WORK TO BE COMPLETED:
Set down each line of the data below exactly as it stands, dropping the pictures.

(Figure record extracts)
════════════════════
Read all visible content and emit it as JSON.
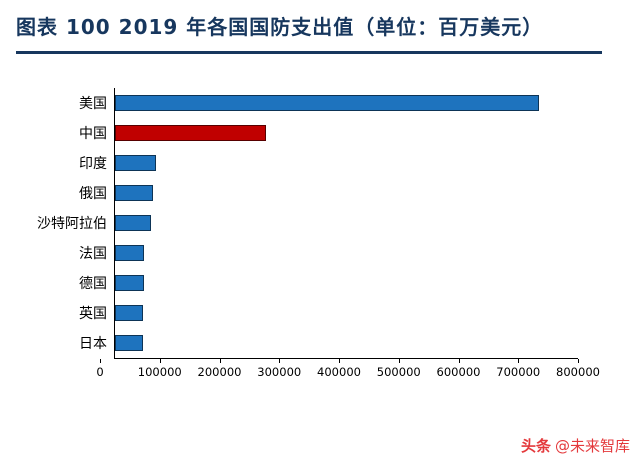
{
  "title": "图表 100  2019 年各国国防支出值（单位：百万美元）",
  "watermark": {
    "brand": "头条",
    "handle": "@未来智库"
  },
  "colors": {
    "title": "#17375E",
    "divider": "#17375E",
    "bar_default": "#1E73BE",
    "bar_highlight": "#C00000",
    "watermark": "#E4393C"
  },
  "chart_data": {
    "type": "bar",
    "orientation": "horizontal",
    "title": "图表 100  2019 年各国国防支出值（单位：百万美元）",
    "categories": [
      "美国",
      "中国",
      "印度",
      "俄国",
      "沙特阿拉伯",
      "法国",
      "德国",
      "英国",
      "日本"
    ],
    "values": [
      732000,
      261000,
      71100,
      65100,
      61900,
      50100,
      49300,
      48700,
      47600
    ],
    "bar_colors": [
      "#1E73BE",
      "#C00000",
      "#1E73BE",
      "#1E73BE",
      "#1E73BE",
      "#1E73BE",
      "#1E73BE",
      "#1E73BE",
      "#1E73BE"
    ],
    "xlabel": "",
    "ylabel": "",
    "xlim": [
      0,
      800000
    ],
    "x_ticks": [
      0,
      100000,
      200000,
      300000,
      400000,
      500000,
      600000,
      700000,
      800000
    ],
    "grid": false,
    "legend": false
  }
}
════════════════════
COMPLETED TASK:
Read all visible content and emit it as JSON.
{
  "title": "图表 100  2019 年各国国防支出值（单位：百万美元）",
  "watermark": {
    "brand": "头条",
    "handle": "@未来智库"
  },
  "colors": {
    "title": "#17375E",
    "divider": "#17375E",
    "bar_default": "#1E73BE",
    "bar_highlight": "#C00000",
    "watermark": "#E4393C"
  },
  "chart_data": {
    "type": "bar",
    "orientation": "horizontal",
    "title": "图表 100  2019 年各国国防支出值（单位：百万美元）",
    "categories": [
      "美国",
      "中国",
      "印度",
      "俄国",
      "沙特阿拉伯",
      "法国",
      "德国",
      "英国",
      "日本"
    ],
    "values": [
      732000,
      261000,
      71100,
      65100,
      61900,
      50100,
      49300,
      48700,
      47600
    ],
    "bar_colors": [
      "#1E73BE",
      "#C00000",
      "#1E73BE",
      "#1E73BE",
      "#1E73BE",
      "#1E73BE",
      "#1E73BE",
      "#1E73BE",
      "#1E73BE"
    ],
    "xlabel": "",
    "ylabel": "",
    "xlim": [
      0,
      800000
    ],
    "x_ticks": [
      0,
      100000,
      200000,
      300000,
      400000,
      500000,
      600000,
      700000,
      800000
    ],
    "grid": false,
    "legend": false
  }
}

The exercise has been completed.